*Records for the task:*
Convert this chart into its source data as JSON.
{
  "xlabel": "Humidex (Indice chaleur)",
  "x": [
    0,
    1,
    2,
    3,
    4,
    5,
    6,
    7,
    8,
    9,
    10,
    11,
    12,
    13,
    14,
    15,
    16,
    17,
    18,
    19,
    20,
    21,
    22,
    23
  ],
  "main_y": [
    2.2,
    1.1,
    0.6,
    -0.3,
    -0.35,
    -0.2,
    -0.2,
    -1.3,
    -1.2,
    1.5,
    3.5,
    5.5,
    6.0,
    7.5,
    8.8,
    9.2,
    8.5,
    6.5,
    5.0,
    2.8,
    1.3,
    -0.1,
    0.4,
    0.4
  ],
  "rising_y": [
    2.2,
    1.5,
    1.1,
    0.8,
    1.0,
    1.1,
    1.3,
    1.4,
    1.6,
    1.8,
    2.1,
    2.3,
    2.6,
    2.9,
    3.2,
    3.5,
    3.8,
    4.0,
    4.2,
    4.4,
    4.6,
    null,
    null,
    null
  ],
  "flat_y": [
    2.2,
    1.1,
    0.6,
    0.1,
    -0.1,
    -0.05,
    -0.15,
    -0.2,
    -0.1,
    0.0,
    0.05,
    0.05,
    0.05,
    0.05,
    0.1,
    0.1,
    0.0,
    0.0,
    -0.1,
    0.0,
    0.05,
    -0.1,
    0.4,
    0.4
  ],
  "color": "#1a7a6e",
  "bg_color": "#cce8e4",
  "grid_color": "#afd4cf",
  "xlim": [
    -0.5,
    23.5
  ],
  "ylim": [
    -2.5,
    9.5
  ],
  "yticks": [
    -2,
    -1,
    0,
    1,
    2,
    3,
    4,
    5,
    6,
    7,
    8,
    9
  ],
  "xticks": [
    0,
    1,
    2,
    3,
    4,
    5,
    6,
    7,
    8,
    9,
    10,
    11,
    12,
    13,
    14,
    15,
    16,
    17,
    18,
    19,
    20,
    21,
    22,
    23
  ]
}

*Task requirements:* Set down the entries above again, word for word.

*Response to the exercise:*
Convert this chart into its source data as JSON.
{
  "xlabel": "Humidex (Indice chaleur)",
  "x": [
    0,
    1,
    2,
    3,
    4,
    5,
    6,
    7,
    8,
    9,
    10,
    11,
    12,
    13,
    14,
    15,
    16,
    17,
    18,
    19,
    20,
    21,
    22,
    23
  ],
  "main_y": [
    2.2,
    1.1,
    0.6,
    -0.3,
    -0.35,
    -0.2,
    -0.2,
    -1.3,
    -1.2,
    1.5,
    3.5,
    5.5,
    6.0,
    7.5,
    8.8,
    9.2,
    8.5,
    6.5,
    5.0,
    2.8,
    1.3,
    -0.1,
    0.4,
    0.4
  ],
  "rising_y": [
    2.2,
    1.5,
    1.1,
    0.8,
    1.0,
    1.1,
    1.3,
    1.4,
    1.6,
    1.8,
    2.1,
    2.3,
    2.6,
    2.9,
    3.2,
    3.5,
    3.8,
    4.0,
    4.2,
    4.4,
    4.6,
    null,
    null,
    null
  ],
  "flat_y": [
    2.2,
    1.1,
    0.6,
    0.1,
    -0.1,
    -0.05,
    -0.15,
    -0.2,
    -0.1,
    0.0,
    0.05,
    0.05,
    0.05,
    0.05,
    0.1,
    0.1,
    0.0,
    0.0,
    -0.1,
    0.0,
    0.05,
    -0.1,
    0.4,
    0.4
  ],
  "color": "#1a7a6e",
  "bg_color": "#cce8e4",
  "grid_color": "#afd4cf",
  "xlim": [
    -0.5,
    23.5
  ],
  "ylim": [
    -2.5,
    9.5
  ],
  "yticks": [
    -2,
    -1,
    0,
    1,
    2,
    3,
    4,
    5,
    6,
    7,
    8,
    9
  ],
  "xticks": [
    0,
    1,
    2,
    3,
    4,
    5,
    6,
    7,
    8,
    9,
    10,
    11,
    12,
    13,
    14,
    15,
    16,
    17,
    18,
    19,
    20,
    21,
    22,
    23
  ]
}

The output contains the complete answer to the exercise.